▸ QUÉ HACER
Sigue escribiendo el texto sobre el blanqueo de capitales a partir de su última oración.

▸ TEXTO DE ORIGEN
^^^^^^^^
El blanqueo de capitales que decidió encarar el gobierno nacional presentó desde su génesis problemas operativos que no tuvieron que ver con los volúmenes de dinero a ingresar. Cuando el gerente de un alto banco privado de capitales nacionales se enteró de que todas las entidades tenían que validar operaciones de clientes y hasta de terceros sin reportar operaciones sospechosas, se sobresaltó. Se preguntó por qué la Administración Federal de Ingresos Públicos (AFIP) y la Unidad de Información Financiera (UIF) no sondeaban antecedentes primero y luego ellos mismos derivaban los clientes “limpios” a las empresas para que abrieran las cuentas para blanquear. El temor de la banca es natural: no quieren que sus gerentes queden expuestos a juicios por responsabilidad penal en el caso de que algunas de esas amnistías terminen en investigaciones por delitos económicos en el corto o mediano plazo. Desde que estalló el caso FIFA, que involucró a los bancos más importantes del mundo en transacciones irregulares, las entidades argentinas les informan a los organismos de control hasta la más mínima sospecha. Se han enviado Reportes de Operaciones Sospechosas (ROS) hasta de clientes que, por cobrar el aguinaldo, quedaban registrados en el sistema con movimientos fuera de lo normal. A decir verdad, también las amnistías fiscales aplicadas en los años del kirchnerismo jugaron fuerte en la memoria y casi que obligaron a un comportamiento distinto de los bancos. En las dos ocasiones que hubo blanqueos en la década pasada, ingresaron capitales negros hasta del narcolavado que hizo nido en la zona del Delta tigrense y el barrio cerrado Nordelta.
^^^^^^^^
Registros del conjunto de datos:

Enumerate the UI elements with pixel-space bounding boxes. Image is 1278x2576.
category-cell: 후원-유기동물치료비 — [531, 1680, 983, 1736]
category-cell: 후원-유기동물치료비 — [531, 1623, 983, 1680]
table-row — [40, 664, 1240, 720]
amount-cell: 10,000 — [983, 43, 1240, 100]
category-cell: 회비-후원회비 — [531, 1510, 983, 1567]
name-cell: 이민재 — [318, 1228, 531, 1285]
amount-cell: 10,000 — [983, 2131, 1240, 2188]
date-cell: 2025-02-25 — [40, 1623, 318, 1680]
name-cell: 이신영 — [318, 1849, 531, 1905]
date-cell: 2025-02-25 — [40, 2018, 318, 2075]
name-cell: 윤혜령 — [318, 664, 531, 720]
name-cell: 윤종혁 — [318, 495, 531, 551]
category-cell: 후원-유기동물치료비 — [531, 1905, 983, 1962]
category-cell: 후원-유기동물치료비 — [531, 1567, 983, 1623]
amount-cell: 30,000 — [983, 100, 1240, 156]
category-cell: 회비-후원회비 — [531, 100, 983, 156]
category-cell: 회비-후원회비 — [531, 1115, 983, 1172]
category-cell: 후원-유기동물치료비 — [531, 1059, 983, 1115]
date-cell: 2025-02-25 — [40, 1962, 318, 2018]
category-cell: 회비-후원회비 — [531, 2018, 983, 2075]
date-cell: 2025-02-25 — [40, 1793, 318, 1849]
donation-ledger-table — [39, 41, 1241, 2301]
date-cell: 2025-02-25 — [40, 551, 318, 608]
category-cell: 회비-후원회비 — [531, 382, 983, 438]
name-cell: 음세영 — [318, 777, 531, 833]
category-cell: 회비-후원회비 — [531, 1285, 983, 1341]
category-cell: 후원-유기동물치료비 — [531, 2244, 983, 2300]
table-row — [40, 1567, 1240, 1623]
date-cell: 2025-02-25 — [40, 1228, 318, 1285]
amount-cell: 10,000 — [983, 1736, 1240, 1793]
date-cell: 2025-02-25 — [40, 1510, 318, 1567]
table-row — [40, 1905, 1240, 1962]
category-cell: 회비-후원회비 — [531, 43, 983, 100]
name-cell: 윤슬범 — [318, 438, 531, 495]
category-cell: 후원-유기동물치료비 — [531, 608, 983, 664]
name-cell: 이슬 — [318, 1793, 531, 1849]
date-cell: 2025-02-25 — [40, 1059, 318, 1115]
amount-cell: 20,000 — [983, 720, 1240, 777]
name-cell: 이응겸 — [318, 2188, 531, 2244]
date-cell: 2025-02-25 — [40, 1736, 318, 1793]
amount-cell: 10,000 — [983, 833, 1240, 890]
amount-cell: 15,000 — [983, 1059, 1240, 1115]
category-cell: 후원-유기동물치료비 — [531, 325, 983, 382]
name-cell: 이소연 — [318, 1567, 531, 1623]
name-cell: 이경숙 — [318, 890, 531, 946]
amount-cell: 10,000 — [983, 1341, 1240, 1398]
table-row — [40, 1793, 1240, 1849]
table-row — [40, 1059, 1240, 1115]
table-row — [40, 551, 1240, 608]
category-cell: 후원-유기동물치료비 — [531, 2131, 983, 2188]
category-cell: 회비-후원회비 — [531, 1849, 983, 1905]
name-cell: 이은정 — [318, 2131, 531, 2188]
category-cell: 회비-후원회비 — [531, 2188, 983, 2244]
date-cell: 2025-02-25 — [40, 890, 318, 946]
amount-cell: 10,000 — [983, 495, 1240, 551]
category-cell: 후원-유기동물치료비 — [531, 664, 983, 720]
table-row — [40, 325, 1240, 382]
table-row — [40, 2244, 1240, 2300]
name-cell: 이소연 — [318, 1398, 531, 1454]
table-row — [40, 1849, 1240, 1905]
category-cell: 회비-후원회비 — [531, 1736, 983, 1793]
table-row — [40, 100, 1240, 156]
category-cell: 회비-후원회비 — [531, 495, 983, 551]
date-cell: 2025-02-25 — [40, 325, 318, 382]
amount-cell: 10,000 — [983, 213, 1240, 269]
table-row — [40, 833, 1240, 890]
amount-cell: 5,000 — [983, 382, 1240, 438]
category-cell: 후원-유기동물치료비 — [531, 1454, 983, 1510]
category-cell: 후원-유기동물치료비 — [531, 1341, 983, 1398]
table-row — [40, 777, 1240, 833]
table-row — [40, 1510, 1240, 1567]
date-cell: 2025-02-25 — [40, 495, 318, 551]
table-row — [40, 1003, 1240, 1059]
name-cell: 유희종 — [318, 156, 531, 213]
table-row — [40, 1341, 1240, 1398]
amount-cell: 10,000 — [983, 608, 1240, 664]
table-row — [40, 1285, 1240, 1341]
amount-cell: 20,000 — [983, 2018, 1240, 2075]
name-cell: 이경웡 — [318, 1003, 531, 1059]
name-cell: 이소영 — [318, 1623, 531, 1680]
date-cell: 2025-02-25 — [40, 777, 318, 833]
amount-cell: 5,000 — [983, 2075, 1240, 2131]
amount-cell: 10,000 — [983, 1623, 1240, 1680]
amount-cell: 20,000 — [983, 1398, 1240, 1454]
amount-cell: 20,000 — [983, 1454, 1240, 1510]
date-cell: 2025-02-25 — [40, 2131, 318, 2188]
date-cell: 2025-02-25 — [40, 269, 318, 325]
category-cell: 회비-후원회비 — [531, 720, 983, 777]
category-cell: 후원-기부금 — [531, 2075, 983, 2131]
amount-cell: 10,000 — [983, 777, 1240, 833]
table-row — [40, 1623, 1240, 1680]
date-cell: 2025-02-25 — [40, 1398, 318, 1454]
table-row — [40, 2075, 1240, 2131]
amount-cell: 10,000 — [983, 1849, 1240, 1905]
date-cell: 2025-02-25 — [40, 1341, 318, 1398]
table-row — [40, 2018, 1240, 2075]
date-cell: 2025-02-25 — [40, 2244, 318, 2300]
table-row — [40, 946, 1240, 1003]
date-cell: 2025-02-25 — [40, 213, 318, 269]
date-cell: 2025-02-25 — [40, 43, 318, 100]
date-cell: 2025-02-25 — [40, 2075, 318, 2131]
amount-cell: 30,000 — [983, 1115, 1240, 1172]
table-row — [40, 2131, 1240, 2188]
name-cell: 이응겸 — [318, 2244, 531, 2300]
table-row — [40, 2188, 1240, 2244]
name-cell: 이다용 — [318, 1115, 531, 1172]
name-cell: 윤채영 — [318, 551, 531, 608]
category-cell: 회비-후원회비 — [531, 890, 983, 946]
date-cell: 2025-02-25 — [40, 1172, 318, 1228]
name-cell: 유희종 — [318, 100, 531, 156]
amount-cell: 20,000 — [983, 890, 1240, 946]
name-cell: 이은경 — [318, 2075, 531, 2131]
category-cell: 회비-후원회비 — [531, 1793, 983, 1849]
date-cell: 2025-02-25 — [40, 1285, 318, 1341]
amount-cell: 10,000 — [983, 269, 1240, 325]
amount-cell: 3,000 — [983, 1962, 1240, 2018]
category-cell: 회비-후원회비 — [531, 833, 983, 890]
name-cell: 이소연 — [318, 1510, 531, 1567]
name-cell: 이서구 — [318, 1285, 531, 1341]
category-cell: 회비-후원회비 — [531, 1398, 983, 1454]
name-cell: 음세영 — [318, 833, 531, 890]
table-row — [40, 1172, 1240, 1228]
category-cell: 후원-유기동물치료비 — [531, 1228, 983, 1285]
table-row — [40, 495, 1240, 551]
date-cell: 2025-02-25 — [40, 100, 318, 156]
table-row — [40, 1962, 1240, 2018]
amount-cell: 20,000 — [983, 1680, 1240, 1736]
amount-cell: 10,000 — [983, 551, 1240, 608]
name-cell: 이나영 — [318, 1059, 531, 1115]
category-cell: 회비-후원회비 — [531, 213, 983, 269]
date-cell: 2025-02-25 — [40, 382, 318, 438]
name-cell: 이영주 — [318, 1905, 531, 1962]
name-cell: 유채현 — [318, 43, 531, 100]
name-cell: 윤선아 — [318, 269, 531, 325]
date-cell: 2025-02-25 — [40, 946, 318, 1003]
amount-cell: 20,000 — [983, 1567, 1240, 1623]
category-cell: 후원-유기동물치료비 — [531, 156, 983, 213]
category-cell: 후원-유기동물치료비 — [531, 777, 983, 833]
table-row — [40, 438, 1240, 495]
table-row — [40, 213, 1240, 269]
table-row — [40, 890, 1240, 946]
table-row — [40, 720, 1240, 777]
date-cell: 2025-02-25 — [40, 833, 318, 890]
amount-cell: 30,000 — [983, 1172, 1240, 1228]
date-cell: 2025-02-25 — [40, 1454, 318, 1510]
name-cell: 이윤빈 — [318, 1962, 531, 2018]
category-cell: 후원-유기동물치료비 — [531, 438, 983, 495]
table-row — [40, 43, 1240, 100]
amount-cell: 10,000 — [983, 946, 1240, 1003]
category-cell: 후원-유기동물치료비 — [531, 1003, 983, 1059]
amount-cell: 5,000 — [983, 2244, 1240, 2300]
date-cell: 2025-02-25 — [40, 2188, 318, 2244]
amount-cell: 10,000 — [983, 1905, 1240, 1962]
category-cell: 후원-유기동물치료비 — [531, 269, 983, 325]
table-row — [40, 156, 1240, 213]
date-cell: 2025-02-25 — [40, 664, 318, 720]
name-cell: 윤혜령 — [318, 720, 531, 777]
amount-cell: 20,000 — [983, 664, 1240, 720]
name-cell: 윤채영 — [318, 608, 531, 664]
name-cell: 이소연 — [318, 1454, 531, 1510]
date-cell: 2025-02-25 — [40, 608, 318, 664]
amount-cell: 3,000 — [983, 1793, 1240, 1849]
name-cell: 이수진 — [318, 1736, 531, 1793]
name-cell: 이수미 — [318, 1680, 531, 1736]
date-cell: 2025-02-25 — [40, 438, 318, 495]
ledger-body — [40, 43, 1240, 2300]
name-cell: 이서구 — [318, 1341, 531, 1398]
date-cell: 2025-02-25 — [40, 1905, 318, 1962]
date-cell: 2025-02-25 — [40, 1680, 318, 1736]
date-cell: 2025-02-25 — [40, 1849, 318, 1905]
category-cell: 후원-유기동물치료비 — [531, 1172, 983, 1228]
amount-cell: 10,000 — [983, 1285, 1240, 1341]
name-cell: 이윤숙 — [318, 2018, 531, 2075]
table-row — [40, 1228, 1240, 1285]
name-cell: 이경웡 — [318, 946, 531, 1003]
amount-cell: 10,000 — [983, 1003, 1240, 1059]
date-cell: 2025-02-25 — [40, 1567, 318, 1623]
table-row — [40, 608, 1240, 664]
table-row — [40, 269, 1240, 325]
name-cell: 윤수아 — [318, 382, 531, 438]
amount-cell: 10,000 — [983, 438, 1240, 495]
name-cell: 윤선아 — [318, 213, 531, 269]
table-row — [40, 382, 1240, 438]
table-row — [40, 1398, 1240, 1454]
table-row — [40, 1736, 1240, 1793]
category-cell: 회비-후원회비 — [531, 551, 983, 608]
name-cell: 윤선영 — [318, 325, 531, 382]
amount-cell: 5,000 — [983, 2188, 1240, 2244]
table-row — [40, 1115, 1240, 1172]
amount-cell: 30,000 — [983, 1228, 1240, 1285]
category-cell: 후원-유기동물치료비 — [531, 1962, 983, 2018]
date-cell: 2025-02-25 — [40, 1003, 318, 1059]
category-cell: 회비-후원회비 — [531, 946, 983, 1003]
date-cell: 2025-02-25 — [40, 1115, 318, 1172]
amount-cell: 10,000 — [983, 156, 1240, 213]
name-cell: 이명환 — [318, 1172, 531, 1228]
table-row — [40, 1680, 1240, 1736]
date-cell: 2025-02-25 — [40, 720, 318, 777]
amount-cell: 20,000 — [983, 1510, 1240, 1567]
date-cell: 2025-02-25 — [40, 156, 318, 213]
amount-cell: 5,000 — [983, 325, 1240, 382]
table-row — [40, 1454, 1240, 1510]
^^^^^^^^
▸ RESPUESTA
El Fifagate fue el corolario de uno de los miedos que ya venía arrastrando la banca especulativa: las filtraciones de información de fuentes desconocidas, internas, y de banqueros “quebrados”. Tanto respeto adquirieron estas figuras que a nivel local casi todas las entidades garantizaron buenos salarios, premios y bonos de todo tipo y color para aquellos altos mandos que manejaran información confidencial y comprometida. Sobre todo para los ejecutivos de Banca Privada, la división de los bancos de inversión que se ocupa de facilitar esquemas de fuga de capitales sin tributación de impuestos en los países de origen. Semejante decisión está avalada por los hechos recientes. En Argentina hubo dos casos resonantes de ángeles caídos del sistema financiero que denunciaron, que por alguna circunstancia se arrepintieron. El primero, en el año 2008, fue el de Hernán Arbizu, banquero argentino del JP Morgan que fue atrapado cometiendo una estafa de triangulación de dinero entre cuentas. Y que terminó confesando el delito en la Justicia argentina y presentando un listado de cuentas de compatriotas que él mismo ayudó a fugar y evadir dinero. Arbizu fue extraditado este año a los Estados Unidos y colabora allí con la Justicia y el FBI.
El otro caso fue el del europeo Hervé Falciani, jefe de Informática del HSBC Ginebra, quien denunció cuentas negras de casi todos los países del mundo, incluidas 4.040 en propiedad de argentinos. Globalmente no hay muchos más ejemplos de estos whistleblowers, lo que demuestra que la coraza de los delitos de guante blanco aquí y en otras latitudes sólo ha sido penetrada gracias a errores propios de la matriz. Sin los “quebrados”, no habría investigaciones que alcanzaran niveles serios de profundidad. De hecho, el escándalo de Panamá Papers también se produjo gracias a los aportes de un “soplón” del estudio Mossack Fonseca.
* Coautor con Ignacio Chausis de Morgan Papers (Marea).